■ Goal of the exercise ■
Lines that contain the string "title" are to be copied; leave out all others.

■ Records to use ■
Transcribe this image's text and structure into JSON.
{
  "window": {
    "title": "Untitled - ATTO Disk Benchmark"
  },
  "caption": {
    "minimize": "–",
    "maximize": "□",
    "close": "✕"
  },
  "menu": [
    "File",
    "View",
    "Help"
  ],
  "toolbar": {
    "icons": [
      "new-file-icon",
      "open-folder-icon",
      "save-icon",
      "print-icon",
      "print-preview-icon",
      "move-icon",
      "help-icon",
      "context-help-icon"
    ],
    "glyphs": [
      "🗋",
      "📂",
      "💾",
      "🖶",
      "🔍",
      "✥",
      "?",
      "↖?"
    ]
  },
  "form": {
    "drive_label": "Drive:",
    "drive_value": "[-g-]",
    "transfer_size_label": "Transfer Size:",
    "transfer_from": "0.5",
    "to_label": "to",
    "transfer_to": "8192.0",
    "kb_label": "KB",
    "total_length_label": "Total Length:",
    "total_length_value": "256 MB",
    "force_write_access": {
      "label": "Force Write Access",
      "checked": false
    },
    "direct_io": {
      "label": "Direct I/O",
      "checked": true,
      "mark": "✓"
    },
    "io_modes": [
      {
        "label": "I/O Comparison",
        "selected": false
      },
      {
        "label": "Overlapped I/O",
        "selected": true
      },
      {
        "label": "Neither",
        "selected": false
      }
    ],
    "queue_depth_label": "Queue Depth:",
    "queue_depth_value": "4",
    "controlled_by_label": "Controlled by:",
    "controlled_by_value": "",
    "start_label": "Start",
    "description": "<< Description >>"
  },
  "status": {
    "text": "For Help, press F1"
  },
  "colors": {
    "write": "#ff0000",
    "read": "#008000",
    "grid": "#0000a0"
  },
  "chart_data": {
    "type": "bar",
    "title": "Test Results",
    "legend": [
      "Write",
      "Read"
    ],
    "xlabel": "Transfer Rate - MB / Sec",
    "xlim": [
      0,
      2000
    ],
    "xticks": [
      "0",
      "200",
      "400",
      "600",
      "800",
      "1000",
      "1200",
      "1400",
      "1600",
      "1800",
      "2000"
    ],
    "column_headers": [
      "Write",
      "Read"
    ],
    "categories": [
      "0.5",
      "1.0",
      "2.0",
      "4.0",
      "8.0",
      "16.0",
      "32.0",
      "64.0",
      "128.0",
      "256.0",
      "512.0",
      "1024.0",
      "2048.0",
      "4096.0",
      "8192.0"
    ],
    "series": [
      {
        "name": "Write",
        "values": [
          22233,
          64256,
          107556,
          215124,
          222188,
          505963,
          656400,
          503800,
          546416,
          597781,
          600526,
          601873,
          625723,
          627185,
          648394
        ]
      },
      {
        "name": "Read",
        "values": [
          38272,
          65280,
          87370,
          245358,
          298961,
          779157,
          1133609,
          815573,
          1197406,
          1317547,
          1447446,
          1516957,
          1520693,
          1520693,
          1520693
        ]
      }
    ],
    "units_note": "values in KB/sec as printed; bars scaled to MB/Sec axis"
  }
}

■ Task output ■
    "title": "Untitled - ATTO Disk Benchmark"
    "title": "Test Results",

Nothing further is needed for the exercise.